• What you are asked to do: Extract all lines that hold the string "this".

• Input material:
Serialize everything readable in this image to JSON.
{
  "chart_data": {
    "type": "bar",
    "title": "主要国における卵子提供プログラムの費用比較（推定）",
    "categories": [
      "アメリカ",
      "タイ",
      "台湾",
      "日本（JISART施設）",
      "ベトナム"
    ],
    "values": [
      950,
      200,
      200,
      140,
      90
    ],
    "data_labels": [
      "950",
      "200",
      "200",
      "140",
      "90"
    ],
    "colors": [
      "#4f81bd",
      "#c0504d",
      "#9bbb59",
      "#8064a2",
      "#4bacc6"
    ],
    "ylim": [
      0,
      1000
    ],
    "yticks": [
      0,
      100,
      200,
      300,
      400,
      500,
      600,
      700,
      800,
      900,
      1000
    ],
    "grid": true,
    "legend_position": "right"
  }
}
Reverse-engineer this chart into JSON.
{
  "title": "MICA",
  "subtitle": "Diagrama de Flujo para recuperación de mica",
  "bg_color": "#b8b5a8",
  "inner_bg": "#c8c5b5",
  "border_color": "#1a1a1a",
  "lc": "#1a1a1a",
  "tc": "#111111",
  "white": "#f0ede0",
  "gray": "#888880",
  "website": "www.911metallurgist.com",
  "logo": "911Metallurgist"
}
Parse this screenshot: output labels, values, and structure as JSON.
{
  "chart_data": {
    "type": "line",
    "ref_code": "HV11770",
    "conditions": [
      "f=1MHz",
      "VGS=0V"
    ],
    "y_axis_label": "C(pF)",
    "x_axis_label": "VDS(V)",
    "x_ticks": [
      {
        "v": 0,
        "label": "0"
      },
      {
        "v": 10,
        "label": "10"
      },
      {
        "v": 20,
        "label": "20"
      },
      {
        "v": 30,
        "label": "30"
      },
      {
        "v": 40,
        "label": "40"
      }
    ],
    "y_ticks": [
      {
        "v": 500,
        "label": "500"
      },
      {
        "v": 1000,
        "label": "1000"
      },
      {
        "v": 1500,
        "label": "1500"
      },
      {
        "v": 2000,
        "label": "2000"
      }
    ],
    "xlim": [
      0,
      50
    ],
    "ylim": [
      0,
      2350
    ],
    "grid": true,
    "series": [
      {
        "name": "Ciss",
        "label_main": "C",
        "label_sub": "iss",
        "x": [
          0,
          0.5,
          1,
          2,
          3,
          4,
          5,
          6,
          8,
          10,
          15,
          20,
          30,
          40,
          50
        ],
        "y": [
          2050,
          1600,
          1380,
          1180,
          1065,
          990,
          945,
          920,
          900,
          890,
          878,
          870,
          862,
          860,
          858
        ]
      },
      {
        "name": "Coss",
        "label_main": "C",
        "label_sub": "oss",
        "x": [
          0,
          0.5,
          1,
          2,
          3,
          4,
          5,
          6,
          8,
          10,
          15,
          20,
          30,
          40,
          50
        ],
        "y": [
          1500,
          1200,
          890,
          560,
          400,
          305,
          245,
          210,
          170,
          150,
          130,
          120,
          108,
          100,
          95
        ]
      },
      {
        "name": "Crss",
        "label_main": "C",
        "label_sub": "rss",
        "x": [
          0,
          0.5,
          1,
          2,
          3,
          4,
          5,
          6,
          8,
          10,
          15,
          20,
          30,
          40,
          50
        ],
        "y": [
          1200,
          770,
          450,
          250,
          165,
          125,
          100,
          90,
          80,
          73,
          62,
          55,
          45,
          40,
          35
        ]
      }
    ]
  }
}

• Result of the exercise:
Serialize everything readable in this image to JSON.
Reverse-engineer this chart into JSON.
Parse this screenshot: output labels, values, and structure as JSON.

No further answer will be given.